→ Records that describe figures

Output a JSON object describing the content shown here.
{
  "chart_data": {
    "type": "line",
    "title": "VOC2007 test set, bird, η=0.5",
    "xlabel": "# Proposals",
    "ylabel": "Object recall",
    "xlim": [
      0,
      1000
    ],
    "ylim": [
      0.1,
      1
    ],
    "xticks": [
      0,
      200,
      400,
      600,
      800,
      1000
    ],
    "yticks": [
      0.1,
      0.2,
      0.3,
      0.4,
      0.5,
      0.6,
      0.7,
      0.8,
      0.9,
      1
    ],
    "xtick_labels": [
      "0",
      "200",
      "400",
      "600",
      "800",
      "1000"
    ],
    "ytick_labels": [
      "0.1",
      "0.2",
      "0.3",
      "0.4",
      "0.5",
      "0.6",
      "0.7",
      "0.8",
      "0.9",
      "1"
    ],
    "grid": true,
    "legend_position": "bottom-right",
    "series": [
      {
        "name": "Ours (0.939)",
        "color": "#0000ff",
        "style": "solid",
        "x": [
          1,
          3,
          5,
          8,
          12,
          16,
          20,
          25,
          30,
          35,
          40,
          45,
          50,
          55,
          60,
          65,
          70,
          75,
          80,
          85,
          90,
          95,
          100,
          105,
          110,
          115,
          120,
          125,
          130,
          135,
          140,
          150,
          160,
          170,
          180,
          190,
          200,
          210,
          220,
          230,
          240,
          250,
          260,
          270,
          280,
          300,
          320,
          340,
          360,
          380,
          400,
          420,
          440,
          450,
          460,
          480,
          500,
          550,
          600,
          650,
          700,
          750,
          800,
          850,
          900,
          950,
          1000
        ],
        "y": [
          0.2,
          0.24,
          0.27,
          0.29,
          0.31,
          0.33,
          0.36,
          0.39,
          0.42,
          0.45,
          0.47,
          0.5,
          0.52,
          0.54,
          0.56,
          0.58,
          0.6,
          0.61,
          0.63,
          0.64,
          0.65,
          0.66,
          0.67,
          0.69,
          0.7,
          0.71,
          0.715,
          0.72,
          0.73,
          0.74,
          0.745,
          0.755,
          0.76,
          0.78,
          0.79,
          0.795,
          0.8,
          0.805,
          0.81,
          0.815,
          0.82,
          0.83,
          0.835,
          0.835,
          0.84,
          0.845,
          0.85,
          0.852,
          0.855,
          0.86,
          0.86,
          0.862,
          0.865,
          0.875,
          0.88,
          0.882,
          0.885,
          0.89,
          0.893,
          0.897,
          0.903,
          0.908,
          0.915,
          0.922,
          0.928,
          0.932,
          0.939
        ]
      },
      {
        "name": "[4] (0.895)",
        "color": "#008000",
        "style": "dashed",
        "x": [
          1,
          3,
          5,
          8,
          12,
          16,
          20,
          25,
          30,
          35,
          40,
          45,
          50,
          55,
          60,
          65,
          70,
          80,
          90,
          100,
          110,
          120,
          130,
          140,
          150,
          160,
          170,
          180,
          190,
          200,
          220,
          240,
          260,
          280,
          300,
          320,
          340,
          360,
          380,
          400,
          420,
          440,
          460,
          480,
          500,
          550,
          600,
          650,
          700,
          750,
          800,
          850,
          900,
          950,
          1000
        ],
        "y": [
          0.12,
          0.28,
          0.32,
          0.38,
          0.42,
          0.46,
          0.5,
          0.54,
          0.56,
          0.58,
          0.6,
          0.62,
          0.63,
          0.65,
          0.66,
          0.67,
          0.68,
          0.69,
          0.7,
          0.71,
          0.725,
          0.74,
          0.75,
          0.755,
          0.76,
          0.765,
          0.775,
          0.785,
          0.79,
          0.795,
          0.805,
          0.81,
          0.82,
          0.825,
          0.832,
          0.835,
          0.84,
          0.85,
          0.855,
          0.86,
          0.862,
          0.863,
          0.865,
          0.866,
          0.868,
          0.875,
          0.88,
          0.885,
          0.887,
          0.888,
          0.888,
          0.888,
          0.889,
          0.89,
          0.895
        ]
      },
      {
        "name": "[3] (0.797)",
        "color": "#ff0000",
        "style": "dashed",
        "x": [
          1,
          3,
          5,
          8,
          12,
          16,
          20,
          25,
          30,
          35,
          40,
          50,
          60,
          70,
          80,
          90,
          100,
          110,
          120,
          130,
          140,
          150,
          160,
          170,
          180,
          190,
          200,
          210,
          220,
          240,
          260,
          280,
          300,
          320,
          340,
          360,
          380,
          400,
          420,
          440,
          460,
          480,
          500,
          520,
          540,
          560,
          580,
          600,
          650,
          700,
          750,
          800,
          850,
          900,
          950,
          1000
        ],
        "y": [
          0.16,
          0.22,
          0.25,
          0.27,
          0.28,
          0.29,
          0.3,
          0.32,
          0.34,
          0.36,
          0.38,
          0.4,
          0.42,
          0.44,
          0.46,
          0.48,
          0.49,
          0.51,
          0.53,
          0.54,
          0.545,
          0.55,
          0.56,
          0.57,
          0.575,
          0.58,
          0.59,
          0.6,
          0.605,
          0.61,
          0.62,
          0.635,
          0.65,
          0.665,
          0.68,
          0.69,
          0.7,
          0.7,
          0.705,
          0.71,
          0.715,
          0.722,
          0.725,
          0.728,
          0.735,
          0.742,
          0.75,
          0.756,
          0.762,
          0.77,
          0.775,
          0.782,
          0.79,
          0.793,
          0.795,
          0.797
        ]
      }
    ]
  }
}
---
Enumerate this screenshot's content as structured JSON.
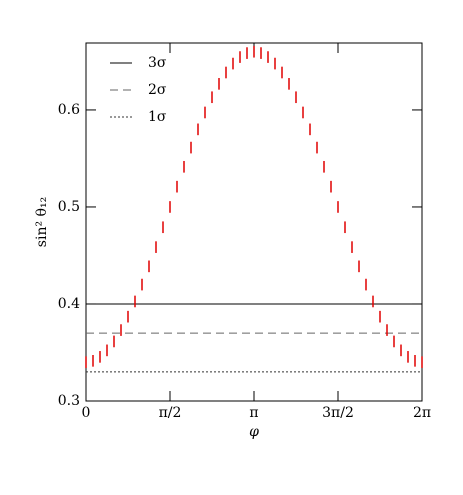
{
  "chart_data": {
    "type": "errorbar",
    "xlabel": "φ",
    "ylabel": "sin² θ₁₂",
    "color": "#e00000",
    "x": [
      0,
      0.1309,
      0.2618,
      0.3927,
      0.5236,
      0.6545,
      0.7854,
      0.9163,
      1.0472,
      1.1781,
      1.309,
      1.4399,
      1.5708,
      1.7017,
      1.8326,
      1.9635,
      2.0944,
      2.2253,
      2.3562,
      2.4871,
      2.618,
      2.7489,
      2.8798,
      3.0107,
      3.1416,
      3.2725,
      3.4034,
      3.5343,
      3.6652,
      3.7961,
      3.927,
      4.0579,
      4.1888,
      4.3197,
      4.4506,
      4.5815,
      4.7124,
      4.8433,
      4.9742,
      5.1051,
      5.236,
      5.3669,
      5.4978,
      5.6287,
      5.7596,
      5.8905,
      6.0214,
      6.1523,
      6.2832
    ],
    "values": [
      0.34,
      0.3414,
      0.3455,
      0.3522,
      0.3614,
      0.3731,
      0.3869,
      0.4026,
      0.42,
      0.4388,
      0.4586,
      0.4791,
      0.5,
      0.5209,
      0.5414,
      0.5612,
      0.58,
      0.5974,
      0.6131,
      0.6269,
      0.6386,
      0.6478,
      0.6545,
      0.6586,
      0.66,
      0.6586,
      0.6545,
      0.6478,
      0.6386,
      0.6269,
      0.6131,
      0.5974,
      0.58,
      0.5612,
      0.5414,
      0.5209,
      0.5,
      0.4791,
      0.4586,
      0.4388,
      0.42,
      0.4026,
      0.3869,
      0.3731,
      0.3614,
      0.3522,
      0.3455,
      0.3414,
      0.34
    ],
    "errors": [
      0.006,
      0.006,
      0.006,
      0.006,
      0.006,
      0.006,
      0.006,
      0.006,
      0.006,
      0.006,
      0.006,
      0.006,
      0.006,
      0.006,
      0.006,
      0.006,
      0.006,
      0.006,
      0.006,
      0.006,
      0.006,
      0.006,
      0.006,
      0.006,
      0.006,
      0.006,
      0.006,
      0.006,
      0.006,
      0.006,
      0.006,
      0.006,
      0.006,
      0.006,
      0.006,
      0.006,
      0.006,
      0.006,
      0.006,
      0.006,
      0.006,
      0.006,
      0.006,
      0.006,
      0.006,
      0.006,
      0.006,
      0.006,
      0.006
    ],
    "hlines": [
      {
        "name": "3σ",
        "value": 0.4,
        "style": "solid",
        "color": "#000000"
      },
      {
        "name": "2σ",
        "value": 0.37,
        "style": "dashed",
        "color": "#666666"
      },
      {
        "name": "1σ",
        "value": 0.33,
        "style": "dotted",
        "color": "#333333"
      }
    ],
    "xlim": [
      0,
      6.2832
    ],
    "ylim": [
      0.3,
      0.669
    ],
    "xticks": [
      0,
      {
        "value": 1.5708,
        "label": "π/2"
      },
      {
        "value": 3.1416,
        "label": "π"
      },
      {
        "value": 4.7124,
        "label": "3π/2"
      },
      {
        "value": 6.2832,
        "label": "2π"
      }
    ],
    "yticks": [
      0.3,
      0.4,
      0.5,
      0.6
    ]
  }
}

→ YOUR TASK
Read the entries above, then pull out the lines that include "name".

→ ANSWER TO THE EXERCISE
        "name": "Ours (0.939)",
        "name": "[4] (0.895)",
        "name": "[3] (0.797)",
        "name": "3σ",
        "name": "2σ",
        "name": "1σ",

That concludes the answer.